→ **Task directions**:
Reproduce all of the records exactly.

→ **Data to use**:
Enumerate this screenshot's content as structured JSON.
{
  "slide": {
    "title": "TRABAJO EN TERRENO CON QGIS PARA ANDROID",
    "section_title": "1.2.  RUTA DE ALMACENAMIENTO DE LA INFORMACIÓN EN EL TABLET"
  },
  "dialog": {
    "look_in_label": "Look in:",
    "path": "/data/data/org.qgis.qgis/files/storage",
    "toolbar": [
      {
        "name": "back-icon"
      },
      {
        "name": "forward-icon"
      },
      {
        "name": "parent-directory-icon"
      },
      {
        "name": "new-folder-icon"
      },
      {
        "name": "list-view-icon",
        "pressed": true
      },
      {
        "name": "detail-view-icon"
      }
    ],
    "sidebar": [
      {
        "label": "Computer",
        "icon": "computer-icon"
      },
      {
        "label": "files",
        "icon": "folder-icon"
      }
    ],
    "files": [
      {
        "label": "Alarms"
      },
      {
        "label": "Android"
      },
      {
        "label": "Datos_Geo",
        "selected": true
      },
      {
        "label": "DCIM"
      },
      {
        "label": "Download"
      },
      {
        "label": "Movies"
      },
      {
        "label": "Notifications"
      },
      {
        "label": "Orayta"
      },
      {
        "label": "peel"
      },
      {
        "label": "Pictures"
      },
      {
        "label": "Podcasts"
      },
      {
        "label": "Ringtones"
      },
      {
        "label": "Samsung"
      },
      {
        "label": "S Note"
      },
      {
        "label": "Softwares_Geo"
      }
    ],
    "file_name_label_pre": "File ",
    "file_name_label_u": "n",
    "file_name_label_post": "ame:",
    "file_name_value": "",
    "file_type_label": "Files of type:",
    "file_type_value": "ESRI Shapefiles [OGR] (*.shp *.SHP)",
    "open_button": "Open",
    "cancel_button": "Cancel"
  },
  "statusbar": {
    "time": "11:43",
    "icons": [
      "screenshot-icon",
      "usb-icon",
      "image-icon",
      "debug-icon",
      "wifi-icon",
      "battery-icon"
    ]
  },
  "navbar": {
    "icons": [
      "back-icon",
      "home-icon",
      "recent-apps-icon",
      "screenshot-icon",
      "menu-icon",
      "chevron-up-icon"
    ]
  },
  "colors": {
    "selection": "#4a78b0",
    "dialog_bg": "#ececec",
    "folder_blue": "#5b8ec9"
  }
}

→ **Solved exercise**:
Enumerate this screenshot's content as structured JSON.
{
  "slide": {
    "title": "TRABAJO EN TERRENO CON QGIS PARA ANDROID",
    "section_title": "1.2.  RUTA DE ALMACENAMIENTO DE LA INFORMACIÓN EN EL TABLET"
  },
  "dialog": {
    "look_in_label": "Look in:",
    "path": "/data/data/org.qgis.qgis/files/storage",
    "toolbar": [
      {
        "name": "back-icon"
      },
      {
        "name": "forward-icon"
      },
      {
        "name": "parent-directory-icon"
      },
      {
        "name": "new-folder-icon"
      },
      {
        "name": "list-view-icon",
        "pressed": true
      },
      {
        "name": "detail-view-icon"
      }
    ],
    "sidebar": [
      {
        "label": "Computer",
        "icon": "computer-icon"
      },
      {
        "label": "files",
        "icon": "folder-icon"
      }
    ],
    "files": [
      {
        "label": "Alarms"
      },
      {
        "label": "Android"
      },
      {
        "label": "Datos_Geo",
        "selected": true
      },
      {
        "label": "DCIM"
      },
      {
        "label": "Download"
      },
      {
        "label": "Movies"
      },
      {
        "label": "Notifications"
      },
      {
        "label": "Orayta"
      },
      {
        "label": "peel"
      },
      {
        "label": "Pictures"
      },
      {
        "label": "Podcasts"
      },
      {
        "label": "Ringtones"
      },
      {
        "label": "Samsung"
      },
      {
        "label": "S Note"
      },
      {
        "label": "Softwares_Geo"
      }
    ],
    "file_name_label_pre": "File ",
    "file_name_label_u": "n",
    "file_name_label_post": "ame:",
    "file_name_value": "",
    "file_type_label": "Files of type:",
    "file_type_value": "ESRI Shapefiles [OGR] (*.shp *.SHP)",
    "open_button": "Open",
    "cancel_button": "Cancel"
  },
  "statusbar": {
    "time": "11:43",
    "icons": [
      "screenshot-icon",
      "usb-icon",
      "image-icon",
      "debug-icon",
      "wifi-icon",
      "battery-icon"
    ]
  },
  "navbar": {
    "icons": [
      "back-icon",
      "home-icon",
      "recent-apps-icon",
      "screenshot-icon",
      "menu-icon",
      "chevron-up-icon"
    ]
  },
  "colors": {
    "selection": "#4a78b0",
    "dialog_bg": "#ececec",
    "folder_blue": "#5b8ec9"
  }
}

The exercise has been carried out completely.